**Brief:** Repeat every line of the listing below exactly, minus the pictures.
::::::::::
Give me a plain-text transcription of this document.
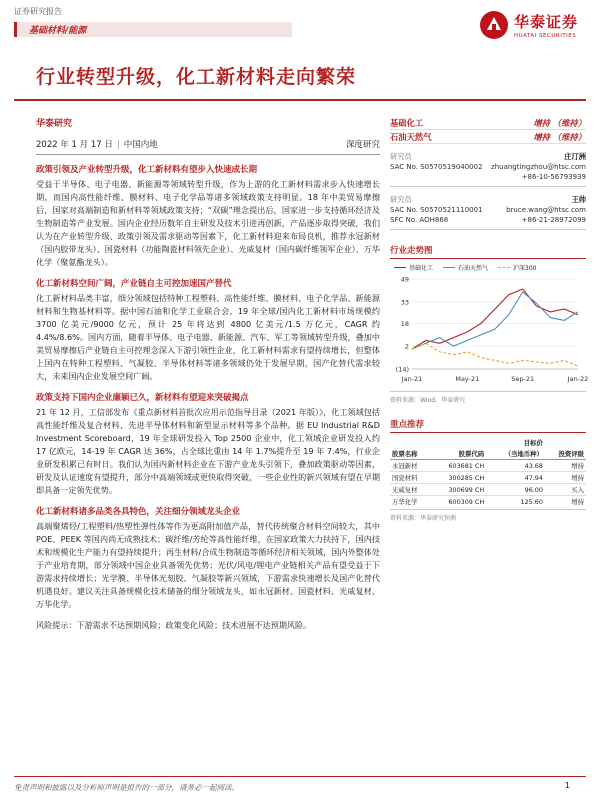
证券研究报告
华泰证券
HUATAI SECURITIES
基础材料/能源
行业转型升级，化工新材料走向繁荣
华泰研究
2022 年 1 月 17 日 | 中国内地	深度研究
政策引领及产业转型升级，化工新材料有望步入快速成长期
受益于半导体、电子电器、新能源等领域转型升级，作为上游的化工新材料需求步入快速增长期，而国内高性能纤维、膜材料、电子化学品等诸多领域政策支持明显。18 年中美贸易摩擦后，国家对高端制造和新材料等领域政策支持；“双碳”理念提出后，国家进一步支持循环经济及生物制造等产业发展。国内企业经历数年自主研发及技术引进再创新，产品逐步取得突破，我们认为在产业转型升级、政策引领及需求驱动等因素下，化工新材料迎来布局良机，推荐永冠新材（国内胶带龙头）、国瓷材料（功能陶瓷材料领先企业）、光威复材（国内碳纤维领军企业）、万华化学（聚氨酯龙头）。
化工新材料空间广阔，产业链自主可控加速国产替代
化工新材料品类丰富，细分领域包括特种工程塑料、高性能纤维、膜材料、电子化学品、新能源材料和生物基材料等。据中国石油和化学工业联合会，19 年全球/国内化工新材料市场规模约 3700 亿美元/9000 亿元，预计 25 年将达到 4800 亿美元/1.5 万亿元，CAGR 约 4.4%/8.6%。国内方面，随着半导体、电子电器、新能源、汽车、军工等领域转型升级，叠加中美贸易摩擦后产业链自主可控理念深入下游引领性企业，化工新材料需求有望持续增长，但整体上国内在特种工程塑料、气凝胶、半导体材料等诸多领域仍处于发展早期，国产化替代需求较大，未来国内企业发展空间广阔。
政策支持下国内企业廉颖已久，新材料有望迎来突破揭点
21 年 12 月，工信部发布《重点新材料首批次应用示范指导目录（2021 年版）》，化工领域包括高性能纤维及复合材料、先进半导体材料和新型显示材料等多个品种。据 EU Industrial R&D Investment Scoreboard，19 年全球研发投入 Top 2500 企业中，化工领域企业研发投入约 17 亿欧元，14-19 年 CAGR 达 36%，占全球比重由 14 年 1.7%提升至 19 年 7.4%，行业企业研发积累已有时日。我们认为国内新材料企业在下游产业龙头引领下，叠加政策驱动等因素，研发及认证速度有望提升，部分中高端领域或更快取得突破，一些企业性的新兴领域有望在早期即具备一定领先优势。
化工新材料诸多品类各具特色，关注细分领域龙头企业
高端聚烯烃/工程塑料/热塑性弹性体等作为更高附加值产品，替代传统聚合材料空间较大，其中 POE、PEEK 等国内尚无成熟技术；碳纤维/芳纶等高性能纤维，在国家政策大力扶持下，国内技术和规模化生产能力有望持续提升；再生材料/合成生物制造等循环经济相关领域，国内外整体处于产业培育期，部分领域中国企业具备领先优势；光伏/风电/锂电产业链相关产品有望受益于下游需求持续增长；光学膜、半导体光刻胶、气凝胶等新兴领域，下游需求快速增长及国产化替代机遇良好。建议关注具备规模化技术储备的细分领域龙头，如永冠新材、国瓷材料、光威复材、万华化学。
风险提示：下游需求不达预期风险；政策变化风险；技术进展不达预期风险。
基础化工	增持 （维持）
石油天然气	增持 （维持）
研究员	庄汀洲
SAC No. S0570519040002 zhuangtingzhou@htsc.com
+86-10-56793939
研究员	王帅
SAC No. S0570521110001	bruce.wang@htsc.com
SFC No. AOH868	+86-21-28972099
行业走势图
基础化工	石油天然气	沪深300
49
33
18
2
(14)
Jan-21	May-21	Sep-21	Jan-22
资料来源：Wind，华泰研究
重点推荐
		目标价	
股票名称	股票代码	（当地币种）	投资评级
永冠新材	603681 CH	43.68	增持
国瓷材料	300285 CH	47.94	增持
光威复材	300699 CH	96.00	买入
万华化学	600309 CH	125.60	增持
资料来源：华泰研究预测
免责声明和披露以及分析师声明是报告的一部分，请务必一起阅读。	1
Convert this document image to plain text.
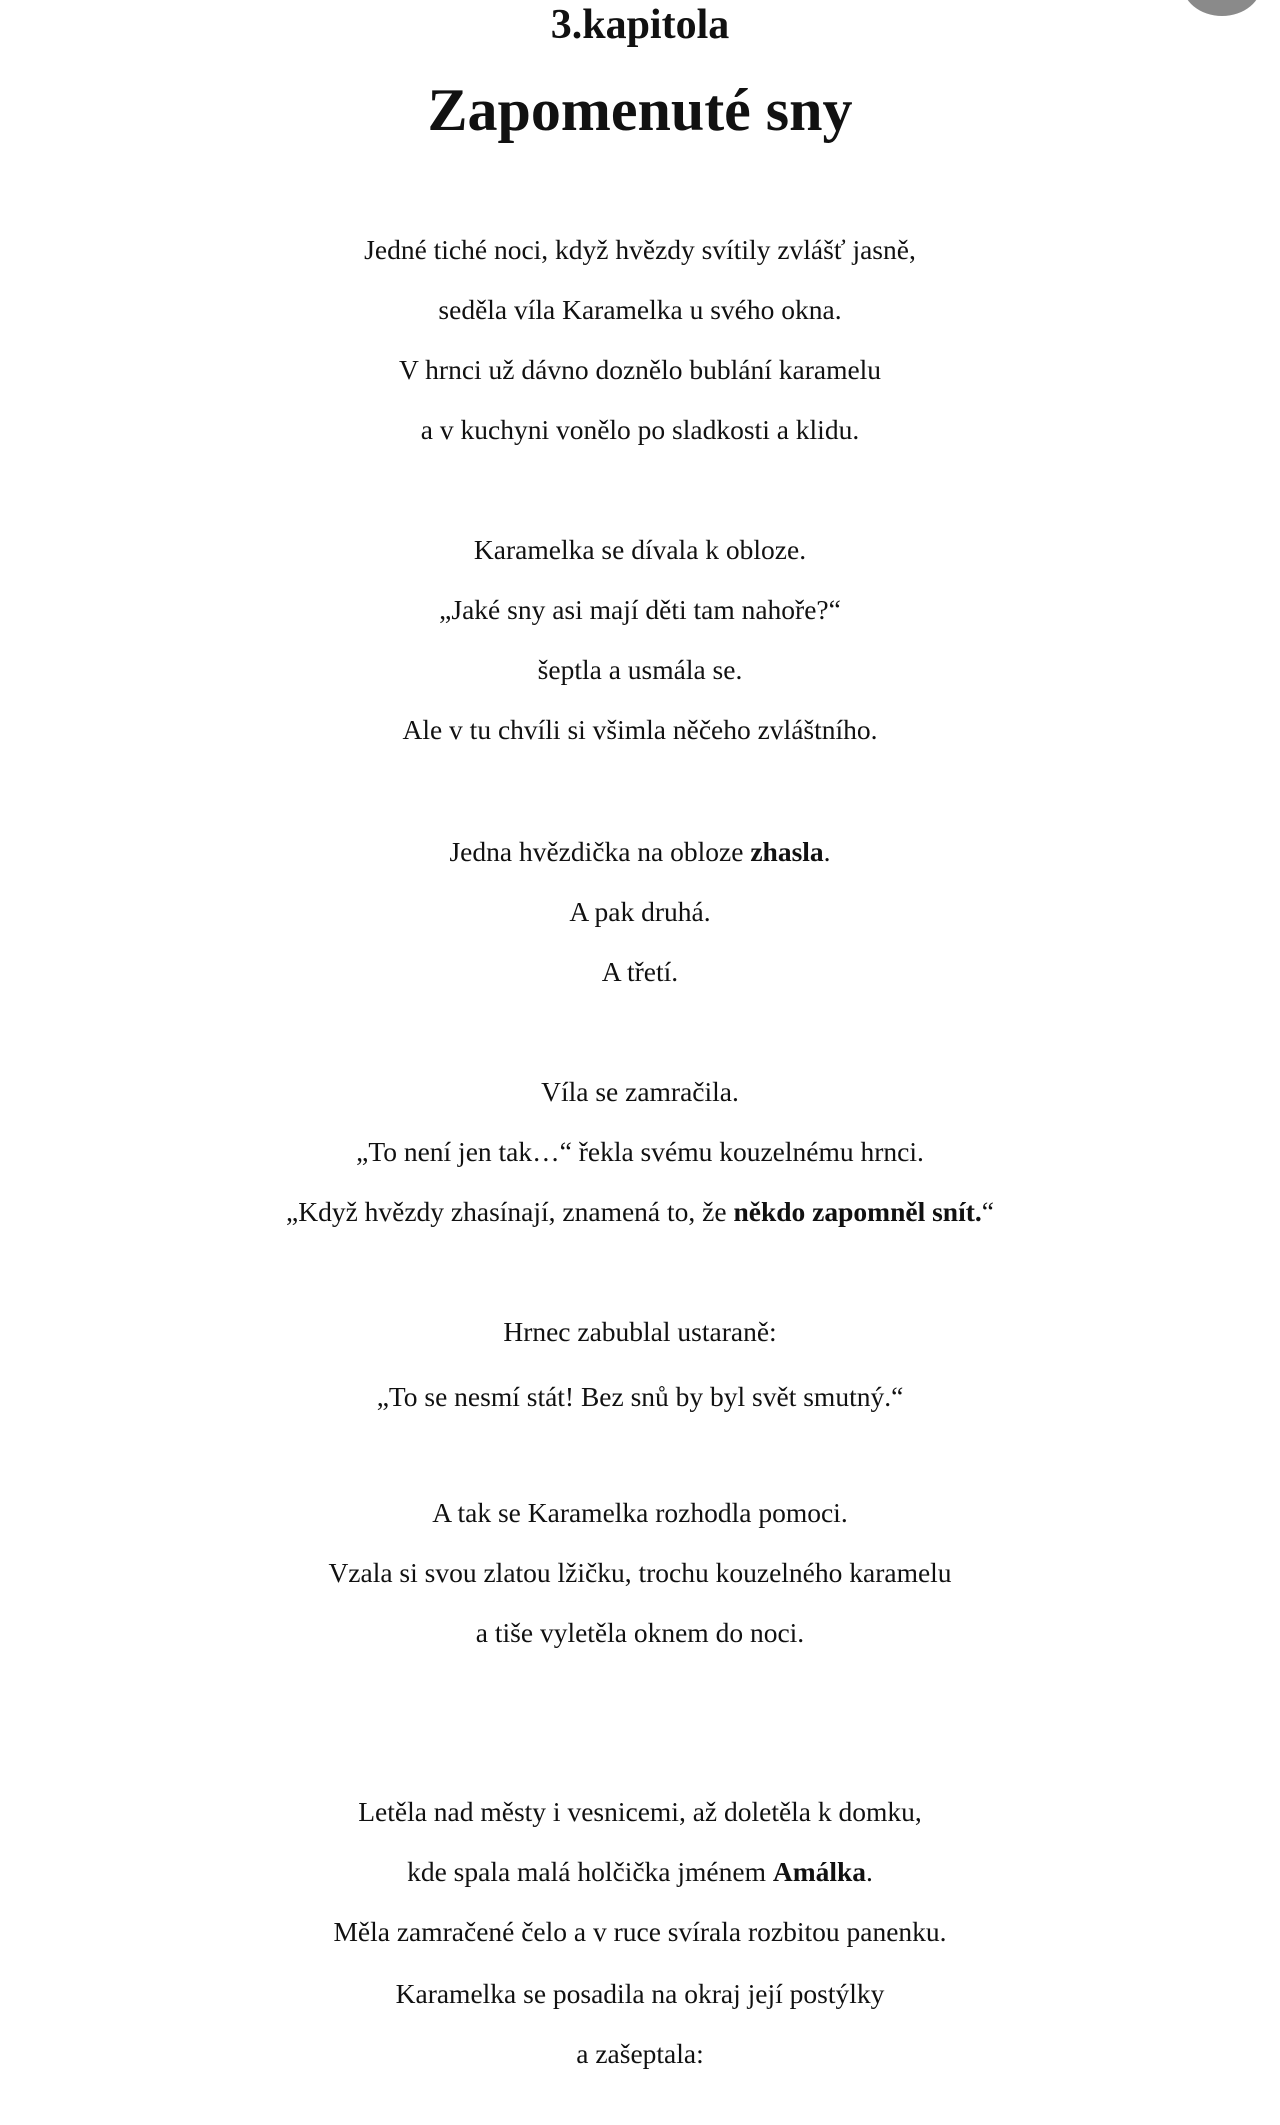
3.kapitola
Zapomenuté sny
Jedné tiché noci, když hvězdy svítily zvlášť jasně,
seděla víla Karamelka u svého okna.
V hrnci už dávno doznělo bublání karamelu
a v kuchyni vonělo po sladkosti a klidu.
Karamelka se dívala k obloze.
„Jaké sny asi mají děti tam nahoře?“
šeptla a usmála se.
Ale v tu chvíli si všimla něčeho zvláštního.
Jedna hvězdička na obloze zhasla.
A pak druhá.
A třetí.
Víla se zamračila.
„To není jen tak…“ řekla svému kouzelnému hrnci.
„Když hvězdy zhasínají, znamená to, že někdo zapomněl snít.“
Hrnec zabublal ustaraně:
„To se nesmí stát! Bez snů by byl svět smutný.“
A tak se Karamelka rozhodla pomoci.
Vzala si svou zlatou lžičku, trochu kouzelného karamelu
a tiše vyletěla oknem do noci.
Letěla nad městy i vesnicemi, až doletěla k domku,
kde spala malá holčička jménem Amálka.
Měla zamračené čelo a v ruce svírala rozbitou panenku.
Karamelka se posadila na okraj její postýlky
a zašeptala:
::::::::::
**The solution:**
Give me a plain-text transcription of this document.
证券研究报告
华泰证券
HUATAI SECURITIES
基础材料/能源
行业转型升级，化工新材料走向繁荣
华泰研究
2022 年 1 月 17 日 | 中国内地	深度研究
政策引领及产业转型升级，化工新材料有望步入快速成长期
受益于半导体、电子电器、新能源等领域转型升级，作为上游的化工新材料需求步入快速增长期，而国内高性能纤维、膜材料、电子化学品等诸多领域政策支持明显。18 年中美贸易摩擦后，国家对高端制造和新材料等领域政策支持；“双碳”理念提出后，国家进一步支持循环经济及生物制造等产业发展。国内企业经历数年自主研发及技术引进再创新，产品逐步取得突破，我们认为在产业转型升级、政策引领及需求驱动等因素下，化工新材料迎来布局良机，推荐永冠新材（国内胶带龙头）、国瓷材料（功能陶瓷材料领先企业）、光威复材（国内碳纤维领军企业）、万华化学（聚氨酯龙头）。
化工新材料空间广阔，产业链自主可控加速国产替代
化工新材料品类丰富，细分领域包括特种工程塑料、高性能纤维、膜材料、电子化学品、新能源材料和生物基材料等。据中国石油和化学工业联合会，19 年全球/国内化工新材料市场规模约 3700 亿美元/9000 亿元，预计 25 年将达到 4800 亿美元/1.5 万亿元，CAGR 约 4.4%/8.6%。国内方面，随着半导体、电子电器、新能源、汽车、军工等领域转型升级，叠加中美贸易摩擦后产业链自主可控理念深入下游引领性企业，化工新材料需求有望持续增长，但整体上国内在特种工程塑料、气凝胶、半导体材料等诸多领域仍处于发展早期，国产化替代需求较大，未来国内企业发展空间广阔。
政策支持下国内企业廉颖已久，新材料有望迎来突破揭点
21 年 12 月，工信部发布《重点新材料首批次应用示范指导目录（2021 年版）》，化工领域包括高性能纤维及复合材料、先进半导体材料和新型显示材料等多个品种。据 EU Industrial R&D Investment Scoreboard，19 年全球研发投入 Top 2500 企业中，化工领域企业研发投入约 17 亿欧元，14-19 年 CAGR 达 36%，占全球比重由 14 年 1.7%提升至 19 年 7.4%，行业企业研发积累已有时日。我们认为国内新材料企业在下游产业龙头引领下，叠加政策驱动等因素，研发及认证速度有望提升，部分中高端领域或更快取得突破，一些企业性的新兴领域有望在早期即具备一定领先优势。
化工新材料诸多品类各具特色，关注细分领域龙头企业
高端聚烯烃/工程塑料/热塑性弹性体等作为更高附加值产品，替代传统聚合材料空间较大，其中 POE、PEEK 等国内尚无成熟技术；碳纤维/芳纶等高性能纤维，在国家政策大力扶持下，国内技术和规模化生产能力有望持续提升；再生材料/合成生物制造等循环经济相关领域，国内外整体处于产业培育期，部分领域中国企业具备领先优势；光伏/风电/锂电产业链相关产品有望受益于下游需求持续增长；光学膜、半导体光刻胶、气凝胶等新兴领域，下游需求快速增长及国产化替代机遇良好。建议关注具备规模化技术储备的细分领域龙头，如永冠新材、国瓷材料、光威复材、万华化学。
风险提示：下游需求不达预期风险；政策变化风险；技术进展不达预期风险。
基础化工	增持 （维持）
石油天然气	增持 （维持）
研究员	庄汀洲
SAC No. S0570519040002 zhuangtingzhou@htsc.com
+86-10-56793939
研究员	王帅
SAC No. S0570521110001	bruce.wang@htsc.com
SFC No. AOH868	+86-21-28972099
行业走势图
基础化工	石油天然气	沪深300
49
33
18
2
(14)
Jan-21	May-21	Sep-21	Jan-22
资料来源：Wind，华泰研究
重点推荐
		目标价	
股票名称	股票代码	（当地币种）	投资评级
永冠新材	603681 CH	43.68	增持
国瓷材料	300285 CH	47.94	增持
光威复材	300699 CH	96.00	买入
万华化学	600309 CH	125.60	增持
资料来源：华泰研究预测
免责声明和披露以及分析师声明是报告的一部分，请务必一起阅读。	1
Convert this document image to plain text.
3.kapitola
Zapomenuté sny
Jedné tiché noci, když hvězdy svítily zvlášť jasně,
seděla víla Karamelka u svého okna.
V hrnci už dávno doznělo bublání karamelu
a v kuchyni vonělo po sladkosti a klidu.
Karamelka se dívala k obloze.
„Jaké sny asi mají děti tam nahoře?“
šeptla a usmála se.
Ale v tu chvíli si všimla něčeho zvláštního.
Jedna hvězdička na obloze zhasla.
A pak druhá.
A třetí.
Víla se zamračila.
„To není jen tak…“ řekla svému kouzelnému hrnci.
„Když hvězdy zhasínají, znamená to, že někdo zapomněl snít.“
Hrnec zabublal ustaraně:
„To se nesmí stát! Bez snů by byl svět smutný.“
A tak se Karamelka rozhodla pomoci.
Vzala si svou zlatou lžičku, trochu kouzelného karamelu
a tiše vyletěla oknem do noci.
Letěla nad městy i vesnicemi, až doletěla k domku,
kde spala malá holčička jménem Amálka.
Měla zamračené čelo a v ruce svírala rozbitou panenku.
Karamelka se posadila na okraj její postýlky
a zašeptala:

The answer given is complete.